◆ **Task goal**:
Read the data below. Every line holding the string "text" must be copied.

┌────────

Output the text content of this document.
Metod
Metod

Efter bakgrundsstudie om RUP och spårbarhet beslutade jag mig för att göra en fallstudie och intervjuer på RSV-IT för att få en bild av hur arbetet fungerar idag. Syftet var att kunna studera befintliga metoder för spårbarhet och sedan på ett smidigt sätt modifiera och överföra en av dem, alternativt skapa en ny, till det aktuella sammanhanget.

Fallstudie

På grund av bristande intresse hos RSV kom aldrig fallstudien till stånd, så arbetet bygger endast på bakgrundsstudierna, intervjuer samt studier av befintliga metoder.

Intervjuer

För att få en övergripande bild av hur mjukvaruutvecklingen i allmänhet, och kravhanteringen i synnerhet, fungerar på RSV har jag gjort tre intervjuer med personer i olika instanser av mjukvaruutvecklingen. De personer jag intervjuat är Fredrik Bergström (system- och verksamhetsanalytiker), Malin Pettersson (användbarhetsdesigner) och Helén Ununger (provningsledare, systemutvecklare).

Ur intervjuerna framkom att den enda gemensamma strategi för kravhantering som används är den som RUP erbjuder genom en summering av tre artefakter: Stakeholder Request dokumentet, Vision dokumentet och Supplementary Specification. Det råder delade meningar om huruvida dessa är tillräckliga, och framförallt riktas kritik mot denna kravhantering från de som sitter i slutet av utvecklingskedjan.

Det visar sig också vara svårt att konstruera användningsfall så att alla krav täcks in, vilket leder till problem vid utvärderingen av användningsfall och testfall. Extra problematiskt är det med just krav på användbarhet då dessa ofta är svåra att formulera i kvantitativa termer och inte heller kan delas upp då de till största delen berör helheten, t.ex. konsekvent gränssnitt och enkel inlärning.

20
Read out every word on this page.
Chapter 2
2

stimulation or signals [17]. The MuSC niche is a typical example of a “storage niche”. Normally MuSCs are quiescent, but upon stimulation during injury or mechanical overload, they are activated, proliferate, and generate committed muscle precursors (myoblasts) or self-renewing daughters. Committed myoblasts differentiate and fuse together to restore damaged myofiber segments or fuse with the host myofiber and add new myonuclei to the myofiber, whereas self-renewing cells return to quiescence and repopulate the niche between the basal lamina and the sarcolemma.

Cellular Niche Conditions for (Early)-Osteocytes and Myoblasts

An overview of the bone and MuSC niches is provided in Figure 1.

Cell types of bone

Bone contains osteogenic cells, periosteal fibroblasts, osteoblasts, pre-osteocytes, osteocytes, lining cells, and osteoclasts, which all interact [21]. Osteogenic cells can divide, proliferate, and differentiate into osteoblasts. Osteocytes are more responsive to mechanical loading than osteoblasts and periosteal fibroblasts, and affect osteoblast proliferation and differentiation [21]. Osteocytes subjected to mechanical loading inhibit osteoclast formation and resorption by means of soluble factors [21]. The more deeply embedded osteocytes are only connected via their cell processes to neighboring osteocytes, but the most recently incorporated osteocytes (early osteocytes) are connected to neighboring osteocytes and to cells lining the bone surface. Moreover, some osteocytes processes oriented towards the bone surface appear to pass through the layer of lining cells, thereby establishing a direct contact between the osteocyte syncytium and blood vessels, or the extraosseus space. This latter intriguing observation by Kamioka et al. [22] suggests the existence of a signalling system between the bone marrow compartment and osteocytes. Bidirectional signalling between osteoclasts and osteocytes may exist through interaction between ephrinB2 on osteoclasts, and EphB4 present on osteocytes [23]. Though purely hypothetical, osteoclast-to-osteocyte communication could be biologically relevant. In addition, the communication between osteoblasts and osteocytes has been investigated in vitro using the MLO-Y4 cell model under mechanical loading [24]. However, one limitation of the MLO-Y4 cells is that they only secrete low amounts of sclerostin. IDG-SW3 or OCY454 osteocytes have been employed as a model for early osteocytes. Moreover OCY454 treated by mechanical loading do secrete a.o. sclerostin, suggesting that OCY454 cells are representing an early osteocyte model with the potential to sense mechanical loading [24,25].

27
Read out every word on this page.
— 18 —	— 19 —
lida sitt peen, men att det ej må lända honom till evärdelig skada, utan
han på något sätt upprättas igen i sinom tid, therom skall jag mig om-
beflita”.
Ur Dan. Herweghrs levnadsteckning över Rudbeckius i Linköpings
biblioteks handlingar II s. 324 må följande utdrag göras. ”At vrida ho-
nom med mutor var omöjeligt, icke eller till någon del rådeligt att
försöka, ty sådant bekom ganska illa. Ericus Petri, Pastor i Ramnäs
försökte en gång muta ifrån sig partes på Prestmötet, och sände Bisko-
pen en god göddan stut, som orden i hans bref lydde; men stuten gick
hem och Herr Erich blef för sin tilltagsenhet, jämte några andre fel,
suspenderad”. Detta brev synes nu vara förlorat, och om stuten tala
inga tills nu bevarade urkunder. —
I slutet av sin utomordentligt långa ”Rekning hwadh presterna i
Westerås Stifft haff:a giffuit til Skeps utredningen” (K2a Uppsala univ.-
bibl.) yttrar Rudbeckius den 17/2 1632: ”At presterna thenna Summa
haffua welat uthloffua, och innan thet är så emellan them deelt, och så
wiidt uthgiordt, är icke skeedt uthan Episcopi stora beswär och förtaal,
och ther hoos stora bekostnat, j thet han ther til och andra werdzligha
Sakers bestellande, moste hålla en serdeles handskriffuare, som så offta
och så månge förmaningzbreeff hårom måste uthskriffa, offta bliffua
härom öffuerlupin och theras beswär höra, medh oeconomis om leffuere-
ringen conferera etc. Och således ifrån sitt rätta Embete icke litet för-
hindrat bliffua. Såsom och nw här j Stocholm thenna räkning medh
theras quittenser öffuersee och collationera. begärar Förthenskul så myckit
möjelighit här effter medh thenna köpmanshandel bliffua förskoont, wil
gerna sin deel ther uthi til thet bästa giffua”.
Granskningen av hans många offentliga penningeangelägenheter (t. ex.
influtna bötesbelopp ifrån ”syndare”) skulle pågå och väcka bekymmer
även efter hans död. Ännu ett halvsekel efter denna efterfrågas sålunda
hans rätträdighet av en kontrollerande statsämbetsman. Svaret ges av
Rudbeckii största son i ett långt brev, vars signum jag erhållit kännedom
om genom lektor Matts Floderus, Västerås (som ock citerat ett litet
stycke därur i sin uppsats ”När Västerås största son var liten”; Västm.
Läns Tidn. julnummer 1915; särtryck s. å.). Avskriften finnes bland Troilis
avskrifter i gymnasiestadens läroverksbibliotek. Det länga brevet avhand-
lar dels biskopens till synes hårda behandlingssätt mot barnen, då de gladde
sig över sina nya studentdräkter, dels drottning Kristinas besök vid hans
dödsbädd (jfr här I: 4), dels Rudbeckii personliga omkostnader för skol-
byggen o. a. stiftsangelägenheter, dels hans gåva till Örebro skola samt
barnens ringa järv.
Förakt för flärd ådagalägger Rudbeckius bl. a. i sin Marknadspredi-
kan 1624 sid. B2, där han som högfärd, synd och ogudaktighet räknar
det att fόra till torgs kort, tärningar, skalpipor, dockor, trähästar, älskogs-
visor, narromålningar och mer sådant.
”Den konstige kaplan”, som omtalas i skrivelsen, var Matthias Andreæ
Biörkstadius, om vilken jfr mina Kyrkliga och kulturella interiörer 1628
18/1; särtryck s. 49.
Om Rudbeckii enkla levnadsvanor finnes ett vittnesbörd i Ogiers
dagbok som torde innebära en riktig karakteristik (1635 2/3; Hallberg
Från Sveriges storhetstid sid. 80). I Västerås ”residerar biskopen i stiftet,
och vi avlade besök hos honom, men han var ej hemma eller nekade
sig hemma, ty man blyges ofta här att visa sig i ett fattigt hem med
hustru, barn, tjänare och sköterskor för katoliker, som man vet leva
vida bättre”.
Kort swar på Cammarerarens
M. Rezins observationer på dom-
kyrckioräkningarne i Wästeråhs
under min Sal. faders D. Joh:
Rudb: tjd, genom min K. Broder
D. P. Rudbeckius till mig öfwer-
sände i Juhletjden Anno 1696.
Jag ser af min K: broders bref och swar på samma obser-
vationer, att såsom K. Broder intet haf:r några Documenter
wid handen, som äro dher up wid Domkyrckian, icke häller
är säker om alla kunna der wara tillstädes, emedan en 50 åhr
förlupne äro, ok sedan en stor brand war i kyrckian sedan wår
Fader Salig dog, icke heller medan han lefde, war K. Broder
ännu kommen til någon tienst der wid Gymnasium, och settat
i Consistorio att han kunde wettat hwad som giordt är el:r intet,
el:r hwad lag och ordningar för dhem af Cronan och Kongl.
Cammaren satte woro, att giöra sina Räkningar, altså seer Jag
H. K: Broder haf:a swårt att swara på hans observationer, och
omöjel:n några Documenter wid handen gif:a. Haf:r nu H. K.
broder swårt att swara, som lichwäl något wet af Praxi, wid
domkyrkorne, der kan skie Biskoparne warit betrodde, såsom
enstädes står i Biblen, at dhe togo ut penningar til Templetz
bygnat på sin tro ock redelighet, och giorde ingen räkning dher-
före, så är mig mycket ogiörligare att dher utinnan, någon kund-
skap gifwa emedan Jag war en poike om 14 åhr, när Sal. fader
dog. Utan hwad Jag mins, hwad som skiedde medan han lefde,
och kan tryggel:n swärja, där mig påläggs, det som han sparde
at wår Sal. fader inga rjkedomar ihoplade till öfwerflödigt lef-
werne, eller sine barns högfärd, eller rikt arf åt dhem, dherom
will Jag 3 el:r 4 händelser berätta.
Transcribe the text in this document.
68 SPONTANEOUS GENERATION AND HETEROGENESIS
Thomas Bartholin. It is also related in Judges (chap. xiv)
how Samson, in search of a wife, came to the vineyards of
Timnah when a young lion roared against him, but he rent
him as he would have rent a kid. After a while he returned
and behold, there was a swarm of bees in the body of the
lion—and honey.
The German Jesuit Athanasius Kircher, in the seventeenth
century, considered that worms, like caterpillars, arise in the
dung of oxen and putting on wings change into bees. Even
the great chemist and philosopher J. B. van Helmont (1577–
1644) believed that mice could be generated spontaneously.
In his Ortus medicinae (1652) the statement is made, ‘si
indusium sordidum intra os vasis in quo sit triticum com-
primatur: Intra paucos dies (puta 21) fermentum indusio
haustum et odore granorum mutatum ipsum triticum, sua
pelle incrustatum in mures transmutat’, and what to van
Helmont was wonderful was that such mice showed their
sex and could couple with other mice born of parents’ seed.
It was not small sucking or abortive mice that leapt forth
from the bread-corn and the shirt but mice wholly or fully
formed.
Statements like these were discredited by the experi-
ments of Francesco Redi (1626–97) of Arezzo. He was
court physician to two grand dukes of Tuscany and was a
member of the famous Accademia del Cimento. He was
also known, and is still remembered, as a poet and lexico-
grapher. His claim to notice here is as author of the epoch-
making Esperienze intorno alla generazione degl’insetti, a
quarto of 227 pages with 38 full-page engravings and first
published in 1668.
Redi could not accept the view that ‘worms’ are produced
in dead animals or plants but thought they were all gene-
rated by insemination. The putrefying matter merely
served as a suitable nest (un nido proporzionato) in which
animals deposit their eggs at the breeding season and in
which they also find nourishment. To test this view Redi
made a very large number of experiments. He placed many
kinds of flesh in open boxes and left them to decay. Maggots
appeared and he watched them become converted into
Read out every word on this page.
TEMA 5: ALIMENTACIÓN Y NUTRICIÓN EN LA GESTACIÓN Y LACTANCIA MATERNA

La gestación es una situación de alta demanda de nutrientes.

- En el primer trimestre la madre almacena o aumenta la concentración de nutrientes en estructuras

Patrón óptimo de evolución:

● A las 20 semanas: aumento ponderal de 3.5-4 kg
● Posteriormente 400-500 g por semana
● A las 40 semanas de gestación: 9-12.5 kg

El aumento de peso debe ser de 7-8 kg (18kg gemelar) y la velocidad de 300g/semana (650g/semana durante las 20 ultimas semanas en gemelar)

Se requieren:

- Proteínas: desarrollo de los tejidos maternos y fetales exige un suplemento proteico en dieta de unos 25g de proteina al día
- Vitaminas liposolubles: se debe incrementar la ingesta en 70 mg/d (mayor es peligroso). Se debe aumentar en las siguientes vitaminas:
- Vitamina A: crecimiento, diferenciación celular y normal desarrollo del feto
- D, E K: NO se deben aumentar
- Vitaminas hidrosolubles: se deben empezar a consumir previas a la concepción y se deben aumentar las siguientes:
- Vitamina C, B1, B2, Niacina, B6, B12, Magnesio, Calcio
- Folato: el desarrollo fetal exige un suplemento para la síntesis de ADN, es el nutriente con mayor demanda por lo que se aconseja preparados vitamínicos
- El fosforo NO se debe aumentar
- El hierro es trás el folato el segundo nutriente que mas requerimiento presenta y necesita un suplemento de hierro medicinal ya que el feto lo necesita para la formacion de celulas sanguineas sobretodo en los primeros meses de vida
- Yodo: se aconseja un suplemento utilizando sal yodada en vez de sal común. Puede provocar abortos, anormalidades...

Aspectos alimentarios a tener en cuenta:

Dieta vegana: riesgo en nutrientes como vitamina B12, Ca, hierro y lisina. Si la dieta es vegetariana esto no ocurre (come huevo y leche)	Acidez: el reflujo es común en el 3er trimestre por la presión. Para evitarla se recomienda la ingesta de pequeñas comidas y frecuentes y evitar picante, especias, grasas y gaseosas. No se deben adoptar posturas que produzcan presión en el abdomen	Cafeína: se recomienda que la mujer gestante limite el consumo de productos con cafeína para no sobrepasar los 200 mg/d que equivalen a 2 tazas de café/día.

└────────

◆ **Result of this task**:
Output the text content of this document.
Transcribe the text in this document.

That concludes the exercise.